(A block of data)
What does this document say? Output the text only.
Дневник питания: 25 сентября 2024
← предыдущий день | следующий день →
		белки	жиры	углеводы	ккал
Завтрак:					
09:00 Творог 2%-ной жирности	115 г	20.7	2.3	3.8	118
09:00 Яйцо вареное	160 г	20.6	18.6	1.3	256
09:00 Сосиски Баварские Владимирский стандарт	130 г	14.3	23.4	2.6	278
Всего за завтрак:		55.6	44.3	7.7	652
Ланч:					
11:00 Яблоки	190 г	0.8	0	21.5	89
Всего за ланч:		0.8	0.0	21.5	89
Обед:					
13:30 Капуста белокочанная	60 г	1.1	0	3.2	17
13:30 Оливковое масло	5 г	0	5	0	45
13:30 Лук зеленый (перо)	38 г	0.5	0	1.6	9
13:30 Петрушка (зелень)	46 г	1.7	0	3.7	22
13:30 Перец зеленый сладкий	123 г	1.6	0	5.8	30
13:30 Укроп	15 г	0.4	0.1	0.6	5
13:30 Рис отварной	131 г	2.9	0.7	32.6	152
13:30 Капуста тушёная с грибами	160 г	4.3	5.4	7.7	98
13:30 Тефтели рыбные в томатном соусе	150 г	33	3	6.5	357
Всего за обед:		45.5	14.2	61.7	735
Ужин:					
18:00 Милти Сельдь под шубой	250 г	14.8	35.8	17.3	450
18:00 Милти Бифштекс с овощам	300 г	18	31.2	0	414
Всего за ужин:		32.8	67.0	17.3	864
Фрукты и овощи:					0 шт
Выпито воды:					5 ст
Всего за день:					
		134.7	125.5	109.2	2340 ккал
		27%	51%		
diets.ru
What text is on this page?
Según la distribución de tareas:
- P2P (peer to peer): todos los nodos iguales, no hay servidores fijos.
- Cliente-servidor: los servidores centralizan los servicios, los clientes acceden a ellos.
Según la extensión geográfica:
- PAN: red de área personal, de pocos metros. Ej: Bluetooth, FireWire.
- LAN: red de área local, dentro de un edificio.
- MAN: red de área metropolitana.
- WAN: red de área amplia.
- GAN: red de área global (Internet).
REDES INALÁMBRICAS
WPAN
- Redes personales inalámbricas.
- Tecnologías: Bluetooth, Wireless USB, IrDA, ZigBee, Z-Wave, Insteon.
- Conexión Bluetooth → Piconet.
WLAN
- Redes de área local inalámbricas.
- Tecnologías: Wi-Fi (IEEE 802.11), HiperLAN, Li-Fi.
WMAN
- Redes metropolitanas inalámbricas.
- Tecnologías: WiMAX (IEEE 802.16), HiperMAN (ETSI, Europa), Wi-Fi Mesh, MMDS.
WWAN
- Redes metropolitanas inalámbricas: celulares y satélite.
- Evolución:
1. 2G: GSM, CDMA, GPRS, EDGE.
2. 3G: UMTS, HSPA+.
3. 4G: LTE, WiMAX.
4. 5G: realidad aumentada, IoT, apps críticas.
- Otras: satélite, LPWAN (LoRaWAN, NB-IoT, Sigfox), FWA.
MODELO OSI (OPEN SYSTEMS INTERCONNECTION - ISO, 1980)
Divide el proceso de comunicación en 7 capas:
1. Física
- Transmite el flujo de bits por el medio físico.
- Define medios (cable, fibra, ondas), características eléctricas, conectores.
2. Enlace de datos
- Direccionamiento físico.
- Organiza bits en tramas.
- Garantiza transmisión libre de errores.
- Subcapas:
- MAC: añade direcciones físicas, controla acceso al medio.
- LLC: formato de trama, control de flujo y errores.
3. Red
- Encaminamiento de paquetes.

→ DIRECTIVE: Print every entry exactly as it appears.

→ THE RESPONSE:
What does this document say? Output the text only.
Дневник питания: 25 сентября 2024
← предыдущий день | следующий день →
		белки	жиры	углеводы	ккал
Завтрак:					
09:00 Творог 2%-ной жирности	115 г	20.7	2.3	3.8	118
09:00 Яйцо вареное	160 г	20.6	18.6	1.3	256
09:00 Сосиски Баварские Владимирский стандарт	130 г	14.3	23.4	2.6	278
Всего за завтрак:		55.6	44.3	7.7	652
Ланч:					
11:00 Яблоки	190 г	0.8	0	21.5	89
Всего за ланч:		0.8	0.0	21.5	89
Обед:					
13:30 Капуста белокочанная	60 г	1.1	0	3.2	17
13:30 Оливковое масло	5 г	0	5	0	45
13:30 Лук зеленый (перо)	38 г	0.5	0	1.6	9
13:30 Петрушка (зелень)	46 г	1.7	0	3.7	22
13:30 Перец зеленый сладкий	123 г	1.6	0	5.8	30
13:30 Укроп	15 г	0.4	0.1	0.6	5
13:30 Рис отварной	131 г	2.9	0.7	32.6	152
13:30 Капуста тушёная с грибами	160 г	4.3	5.4	7.7	98
13:30 Тефтели рыбные в томатном соусе	150 г	33	3	6.5	357
Всего за обед:		45.5	14.2	61.7	735
Ужин:					
18:00 Милти Сельдь под шубой	250 г	14.8	35.8	17.3	450
18:00 Милти Бифштекс с овощам	300 г	18	31.2	0	414
Всего за ужин:		32.8	67.0	17.3	864
Фрукты и овощи:					0 шт
Выпито воды:					5 ст
Всего за день:					
		134.7	125.5	109.2	2340 ккал
		27%	51%		
diets.ru
What text is on this page?
Según la distribución de tareas:
- P2P (peer to peer): todos los nodos iguales, no hay servidores fijos.
- Cliente-servidor: los servidores centralizan los servicios, los clientes acceden a ellos.
Según la extensión geográfica:
- PAN: red de área personal, de pocos metros. Ej: Bluetooth, FireWire.
- LAN: red de área local, dentro de un edificio.
- MAN: red de área metropolitana.
- WAN: red de área amplia.
- GAN: red de área global (Internet).
REDES INALÁMBRICAS
WPAN
- Redes personales inalámbricas.
- Tecnologías: Bluetooth, Wireless USB, IrDA, ZigBee, Z-Wave, Insteon.
- Conexión Bluetooth → Piconet.
WLAN
- Redes de área local inalámbricas.
- Tecnologías: Wi-Fi (IEEE 802.11), HiperLAN, Li-Fi.
WMAN
- Redes metropolitanas inalámbricas.
- Tecnologías: WiMAX (IEEE 802.16), HiperMAN (ETSI, Europa), Wi-Fi Mesh, MMDS.
WWAN
- Redes metropolitanas inalámbricas: celulares y satélite.
- Evolución:
1. 2G: GSM, CDMA, GPRS, EDGE.
2. 3G: UMTS, HSPA+.
3. 4G: LTE, WiMAX.
4. 5G: realidad aumentada, IoT, apps críticas.
- Otras: satélite, LPWAN (LoRaWAN, NB-IoT, Sigfox), FWA.
MODELO OSI (OPEN SYSTEMS INTERCONNECTION - ISO, 1980)
Divide el proceso de comunicación en 7 capas:
1. Física
- Transmite el flujo de bits por el medio físico.
- Define medios (cable, fibra, ondas), características eléctricas, conectores.
2. Enlace de datos
- Direccionamiento físico.
- Organiza bits en tramas.
- Garantiza transmisión libre de errores.
- Subcapas:
- MAC: añade direcciones físicas, controla acceso al medio.
- LLC: formato de trama, control de flujo y errores.
3. Red
- Encaminamiento de paquetes.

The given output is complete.